### EXERCISE DESCRIPTION
Reproduce the lines from the one containing "Patent image size: (472, 388)." through the one containing "The actuator-side connecting part 20A is", keeping them unchanged.
___ DATA RECORDS
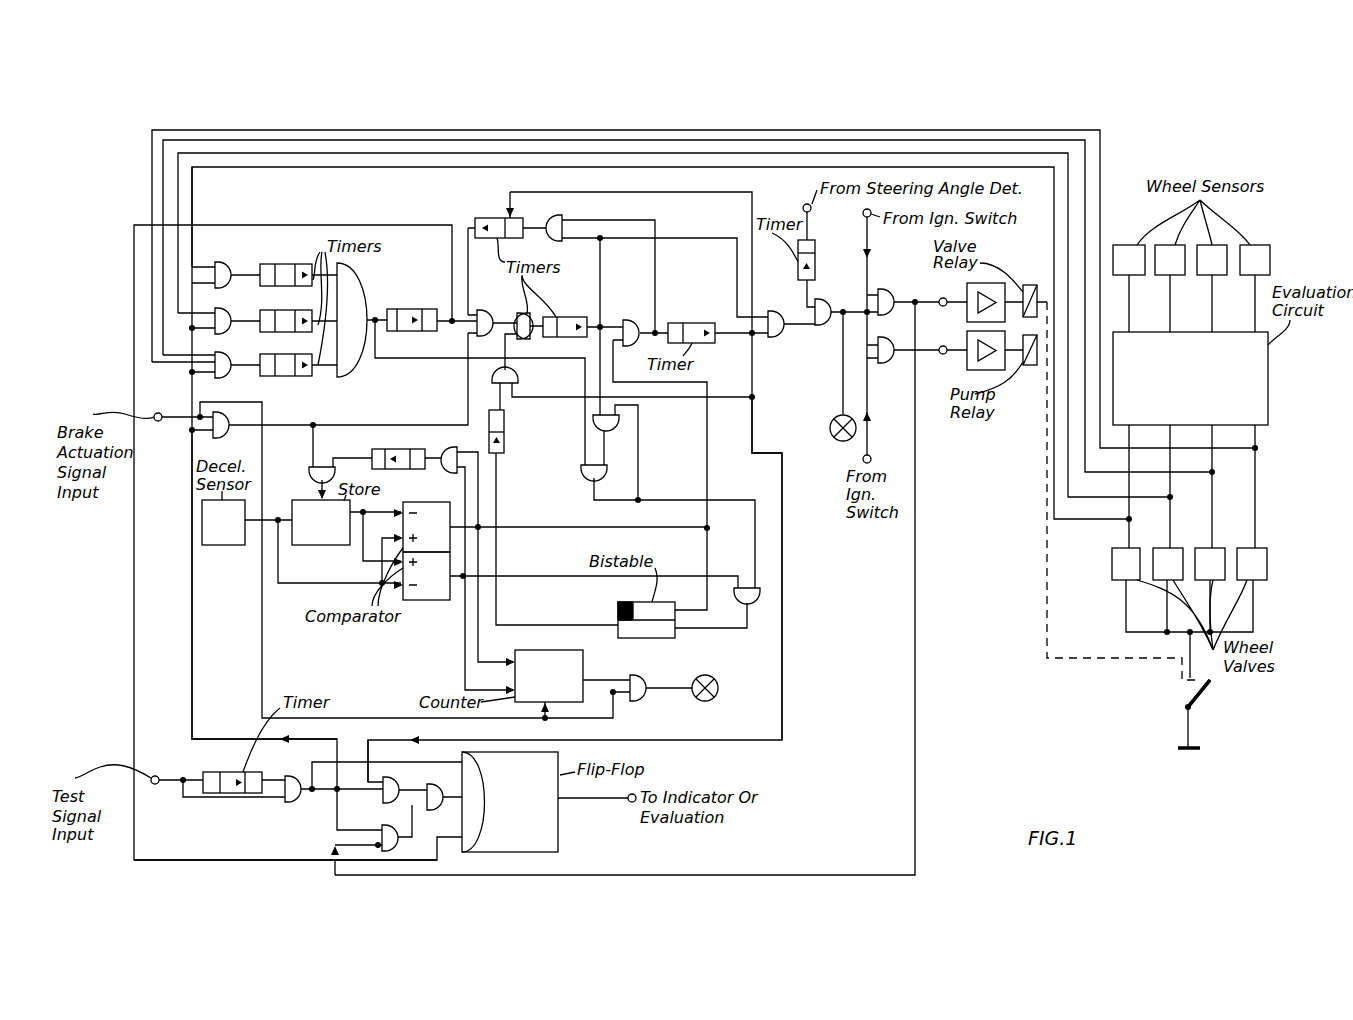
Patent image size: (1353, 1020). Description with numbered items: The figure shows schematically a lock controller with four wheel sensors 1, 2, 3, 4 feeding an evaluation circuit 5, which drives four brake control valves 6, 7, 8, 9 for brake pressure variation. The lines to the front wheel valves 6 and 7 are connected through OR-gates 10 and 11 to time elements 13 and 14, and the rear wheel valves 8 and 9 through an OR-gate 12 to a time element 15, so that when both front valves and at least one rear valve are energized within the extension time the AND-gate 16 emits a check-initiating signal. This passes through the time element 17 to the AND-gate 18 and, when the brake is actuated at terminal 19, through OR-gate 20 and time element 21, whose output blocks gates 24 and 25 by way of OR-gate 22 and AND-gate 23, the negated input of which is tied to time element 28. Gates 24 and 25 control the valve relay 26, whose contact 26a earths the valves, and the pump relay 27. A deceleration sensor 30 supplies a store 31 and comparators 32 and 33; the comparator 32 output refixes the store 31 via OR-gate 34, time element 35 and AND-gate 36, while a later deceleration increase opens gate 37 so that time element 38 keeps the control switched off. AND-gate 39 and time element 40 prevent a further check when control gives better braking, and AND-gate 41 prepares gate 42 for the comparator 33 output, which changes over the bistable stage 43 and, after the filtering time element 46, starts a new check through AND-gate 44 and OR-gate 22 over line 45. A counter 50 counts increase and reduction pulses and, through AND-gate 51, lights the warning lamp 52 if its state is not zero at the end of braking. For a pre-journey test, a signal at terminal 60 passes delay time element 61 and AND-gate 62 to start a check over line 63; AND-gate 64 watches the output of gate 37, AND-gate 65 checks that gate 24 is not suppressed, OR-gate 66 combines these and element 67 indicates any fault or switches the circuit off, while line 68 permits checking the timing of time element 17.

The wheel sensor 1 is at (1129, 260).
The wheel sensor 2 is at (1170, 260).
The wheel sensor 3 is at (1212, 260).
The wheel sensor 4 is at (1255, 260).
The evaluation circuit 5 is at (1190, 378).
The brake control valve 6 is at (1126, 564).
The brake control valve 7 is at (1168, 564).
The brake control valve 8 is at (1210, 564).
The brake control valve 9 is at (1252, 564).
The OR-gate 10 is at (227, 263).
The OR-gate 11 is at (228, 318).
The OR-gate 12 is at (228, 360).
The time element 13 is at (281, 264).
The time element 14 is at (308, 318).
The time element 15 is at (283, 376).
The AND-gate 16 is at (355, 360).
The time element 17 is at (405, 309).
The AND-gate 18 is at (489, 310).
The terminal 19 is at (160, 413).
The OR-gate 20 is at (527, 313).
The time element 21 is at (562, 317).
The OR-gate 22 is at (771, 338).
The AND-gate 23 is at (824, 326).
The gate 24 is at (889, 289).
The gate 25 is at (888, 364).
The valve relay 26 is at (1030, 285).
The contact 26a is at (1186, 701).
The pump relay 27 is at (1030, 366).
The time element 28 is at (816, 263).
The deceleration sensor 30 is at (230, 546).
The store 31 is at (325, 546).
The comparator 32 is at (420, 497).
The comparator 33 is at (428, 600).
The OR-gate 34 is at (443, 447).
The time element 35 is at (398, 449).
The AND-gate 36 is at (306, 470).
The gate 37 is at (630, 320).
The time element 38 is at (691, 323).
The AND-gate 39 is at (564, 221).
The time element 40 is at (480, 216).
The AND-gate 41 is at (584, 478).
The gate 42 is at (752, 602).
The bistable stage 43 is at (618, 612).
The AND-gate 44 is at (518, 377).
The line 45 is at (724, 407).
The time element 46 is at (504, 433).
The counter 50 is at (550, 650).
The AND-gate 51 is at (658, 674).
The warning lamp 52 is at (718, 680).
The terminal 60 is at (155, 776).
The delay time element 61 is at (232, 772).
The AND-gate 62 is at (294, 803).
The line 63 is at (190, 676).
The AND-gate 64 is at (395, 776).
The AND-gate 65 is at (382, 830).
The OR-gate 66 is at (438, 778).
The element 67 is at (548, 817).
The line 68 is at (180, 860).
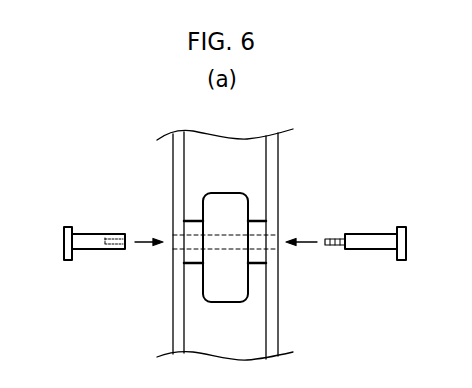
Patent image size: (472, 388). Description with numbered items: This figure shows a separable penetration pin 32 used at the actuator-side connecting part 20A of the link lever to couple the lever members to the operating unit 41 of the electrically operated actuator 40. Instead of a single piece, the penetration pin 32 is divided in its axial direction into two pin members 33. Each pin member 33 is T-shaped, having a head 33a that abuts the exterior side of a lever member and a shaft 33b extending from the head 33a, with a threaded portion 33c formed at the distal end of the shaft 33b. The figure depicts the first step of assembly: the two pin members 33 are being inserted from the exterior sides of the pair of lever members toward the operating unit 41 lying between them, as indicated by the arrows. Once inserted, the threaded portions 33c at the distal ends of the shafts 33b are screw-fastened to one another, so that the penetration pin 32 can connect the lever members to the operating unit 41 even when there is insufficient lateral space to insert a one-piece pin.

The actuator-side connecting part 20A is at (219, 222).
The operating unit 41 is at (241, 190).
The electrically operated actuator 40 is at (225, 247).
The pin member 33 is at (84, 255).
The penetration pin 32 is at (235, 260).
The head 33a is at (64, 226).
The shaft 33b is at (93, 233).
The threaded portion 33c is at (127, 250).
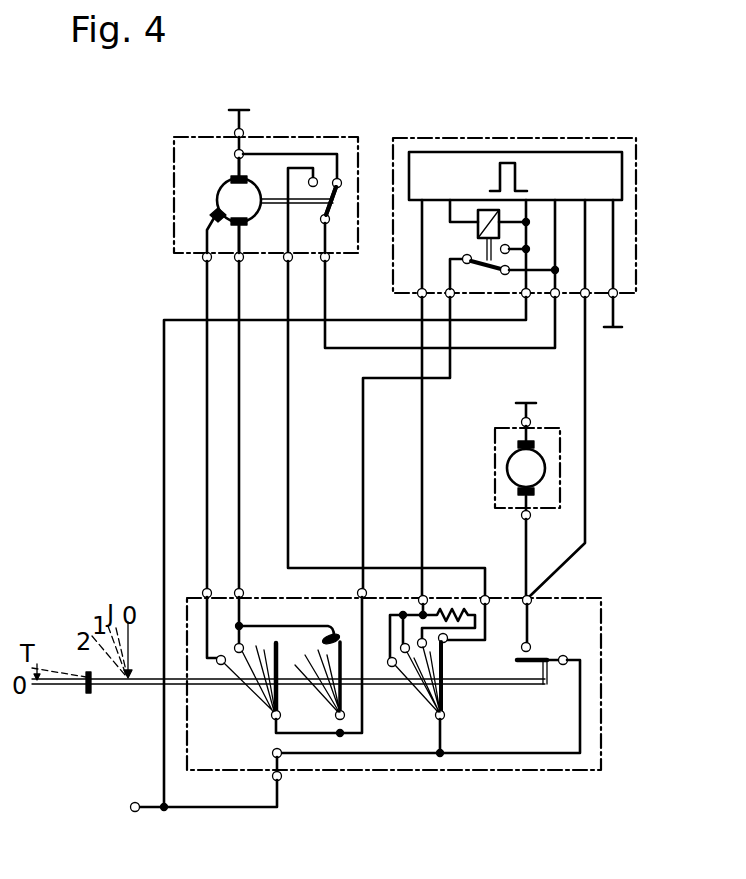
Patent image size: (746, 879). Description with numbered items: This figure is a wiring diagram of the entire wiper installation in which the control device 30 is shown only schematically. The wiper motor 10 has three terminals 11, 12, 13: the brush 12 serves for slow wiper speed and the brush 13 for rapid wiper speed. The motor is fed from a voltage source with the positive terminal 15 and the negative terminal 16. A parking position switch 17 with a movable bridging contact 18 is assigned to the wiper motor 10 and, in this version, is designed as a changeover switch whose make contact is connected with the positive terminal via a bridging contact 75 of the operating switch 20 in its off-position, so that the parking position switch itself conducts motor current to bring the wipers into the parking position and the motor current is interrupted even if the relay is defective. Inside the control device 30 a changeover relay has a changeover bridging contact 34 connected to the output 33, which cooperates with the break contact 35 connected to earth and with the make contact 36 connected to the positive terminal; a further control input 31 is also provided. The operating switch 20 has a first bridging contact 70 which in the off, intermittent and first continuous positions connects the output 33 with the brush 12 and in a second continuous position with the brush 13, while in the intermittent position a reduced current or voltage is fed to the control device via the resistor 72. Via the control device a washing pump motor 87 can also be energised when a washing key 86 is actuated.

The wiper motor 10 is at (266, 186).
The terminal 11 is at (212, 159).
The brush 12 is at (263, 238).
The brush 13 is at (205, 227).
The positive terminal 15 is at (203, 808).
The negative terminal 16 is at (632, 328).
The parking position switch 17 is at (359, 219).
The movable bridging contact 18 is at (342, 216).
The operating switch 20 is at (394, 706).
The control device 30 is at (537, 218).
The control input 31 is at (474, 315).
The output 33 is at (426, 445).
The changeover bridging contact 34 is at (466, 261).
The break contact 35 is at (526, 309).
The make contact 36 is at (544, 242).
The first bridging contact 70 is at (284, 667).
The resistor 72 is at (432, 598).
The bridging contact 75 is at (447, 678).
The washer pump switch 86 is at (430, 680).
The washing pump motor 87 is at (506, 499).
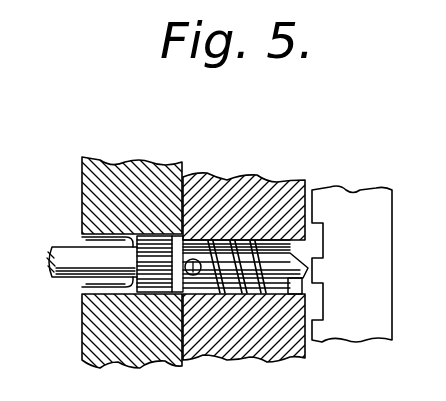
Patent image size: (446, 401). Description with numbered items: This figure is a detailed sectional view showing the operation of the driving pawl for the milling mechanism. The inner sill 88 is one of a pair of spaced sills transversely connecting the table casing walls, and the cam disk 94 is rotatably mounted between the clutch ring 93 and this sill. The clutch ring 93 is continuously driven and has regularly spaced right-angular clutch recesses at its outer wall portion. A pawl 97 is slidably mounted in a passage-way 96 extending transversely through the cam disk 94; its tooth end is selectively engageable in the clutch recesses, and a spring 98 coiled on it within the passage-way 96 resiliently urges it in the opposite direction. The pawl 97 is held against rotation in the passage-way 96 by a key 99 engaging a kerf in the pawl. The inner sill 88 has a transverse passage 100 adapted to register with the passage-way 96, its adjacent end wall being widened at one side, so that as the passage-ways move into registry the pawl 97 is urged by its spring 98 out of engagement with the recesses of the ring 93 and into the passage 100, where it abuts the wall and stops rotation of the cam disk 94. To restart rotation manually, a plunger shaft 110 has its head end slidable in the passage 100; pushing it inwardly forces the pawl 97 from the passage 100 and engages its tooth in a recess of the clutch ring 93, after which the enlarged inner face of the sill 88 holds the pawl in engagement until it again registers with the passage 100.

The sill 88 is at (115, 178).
______
### THE REPLY
Patent image size: (472, 388). Description with numbered items: This figure shows a separable penetration pin 32 used at the actuator-side connecting part 20A of the link lever to couple the lever members to the operating unit 41 of the electrically operated actuator 40. Instead of a single piece, the penetration pin 32 is divided in its axial direction into two pin members 33. Each pin member 33 is T-shaped, having a head 33a that abuts the exterior side of a lever member and a shaft 33b extending from the head 33a, with a threaded portion 33c formed at the distal end of the shaft 33b. The figure depicts the first step of assembly: the two pin members 33 are being inserted from the exterior sides of the pair of lever members toward the operating unit 41 lying between them, as indicated by the arrows. Once inserted, the threaded portions 33c at the distal ends of the shafts 33b are screw-fastened to one another, so that the penetration pin 32 can connect the lever members to the operating unit 41 even when there is insufficient lateral space to insert a one-piece pin.

The actuator-side connecting part 20A is at (219, 222).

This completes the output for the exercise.